(Instructions to follow) Of the lines in the listing, how many include the string "total"? Write the number and nothing else.

-- begin Provided information --

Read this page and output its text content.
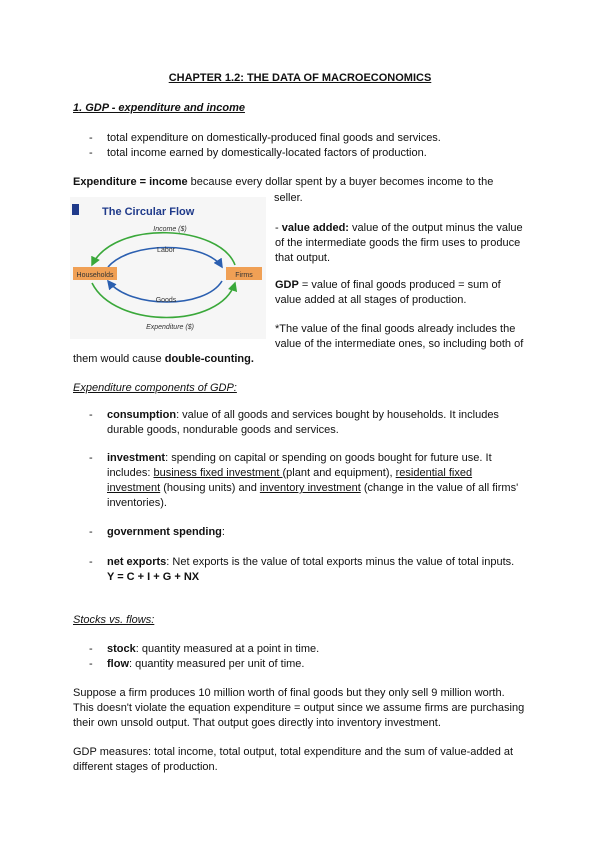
CHAPTER 1.2: THE DATA OF MACROECONOMICS
1. GDP - expenditure and income
-
total expenditure on domestically-produced final goods and services.
-
total income earned by domestically-located factors of production.
Expenditure = income because every dollar spent by a buyer becomes income to the
seller.
The Circular Flow
Households	Firms
Income ($)
Labor
Goods
Expenditure ($)
- value added: value of the output minus the value
of the intermediate goods the firm uses to produce
that output.
GDP = value of final goods produced = sum of
value added at all stages of production.
*The value of the final goods already includes the
value of the intermediate ones, so including both of
them would cause double-counting.
Expenditure components of GDP:
-
consumption: value of all goods and services bought by households. It includes
durable goods, nondurable goods and services.
-
investment: spending on capital or spending on goods bought for future use. It
includes: business fixed investment (plant and equipment), residential fixed
investment (housing units) and inventory investment (change in the value of all firms'
inventories).
-
government spending:
-
net exports: Net exports is the value of total exports minus the value of total inputs.
Y = C + I + G + NX
Stocks vs. flows:
-
stock: quantity measured at a point in time.
-
flow: quantity measured per unit of time.
Suppose a firm produces 10 million worth of final goods but they only sell 9 million worth.
This doesn't violate the equation expenditure = output since we assume firms are purchasing
their own unsold output. That output goes directly into inventory investment.
GDP measures: total income, total output, total expenditure and the sum of value-added at
different stages of production.
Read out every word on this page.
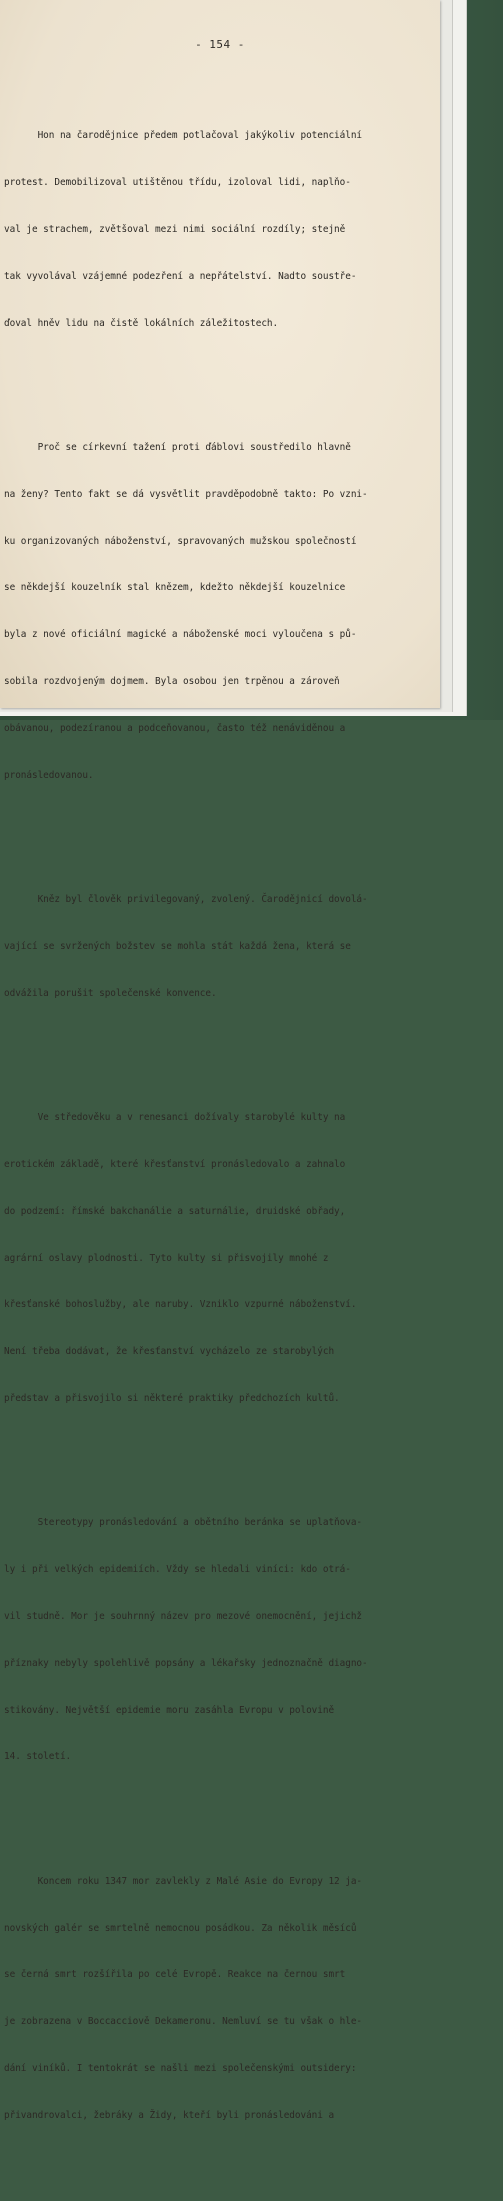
- 154 -

Hon na čarodějnice předem potlačoval jakýkoliv potenciální

protest. Demobilizoval utištěnou třídu, izoloval lidi, naplňo-

val je strachem, zvětšoval mezi nimi sociální rozdíly; stejně

tak vyvolával vzájemné podezření a nepřátelství. Nadto soustře-

ďoval hněv lidu na čistě lokálních záležitostech.

Proč se církevní tažení proti ďáblovi soustředilo hlavně

na ženy? Tento fakt se dá vysvětlit pravděpodobně takto: Po vzni-

ku organizovaných náboženství, spravovaných mužskou společností

se někdejší kouzelník stal knězem, kdežto někdejší kouzelnice

byla z nové oficiální magické a náboženské moci vyloučena s pů-

sobila rozdvojeným dojmem. Byla osobou jen trpěnou a zároveň

obávanou, podezíranou a podceňovanou, často též nenáviděnou a

pronásledovanou.

Kněz byl člověk privilegovaný, zvolený. Čarodějnicí dovolá-

vající se svržených božstev se mohla stát každá žena, která se

odvážila porušit společenské konvence.

Ve středověku a v renesanci dožívaly starobylé kulty na

erotickém základě, které křesťanství pronásledovalo a zahnalo

do podzemí: římské bakchanálie a saturnálie, druidské obřady,

agrární oslavy plodnosti. Tyto kulty si přisvojily mnohé z

křesťanské bohoslužby, ale naruby. Vzniklo vzpurné náboženství.

Není třeba dodávat, že křesťanství vycházelo ze starobylých

představ a přisvojilo si některé praktiky předchozích kultů.

Stereotypy pronásledování a obětního beránka se uplatňova-

ly i při velkých epidemiích. Vždy se hledali viníci: kdo otrá-

vil studně. Mor je souhrnný název pro mezové onemocnění, jejichž

příznaky nebyly spolehlivě popsány a lékařsky jednoznačně diagno-

stikovány. Největší epidemie moru zasáhla Evropu v polovině

14. století.

Koncem roku 1347 mor zavlekly z Malé Asie do Evropy 12 ja-

novských galér se smrtelně nemocnou posádkou. Za několik měsíců

se černá smrt rozšířila po celé Evropě. Reakce na černou smrt

je zobrazena v Boccacciově Dekameronu. Nemluví se tu však o hle-

dání viníků. I tentokrát se našli mezi společenskými outsidery:

přivandrovalci, žebráky a Židy, kteří byli pronásledováni a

-- end Provided information --

(Correct output) 4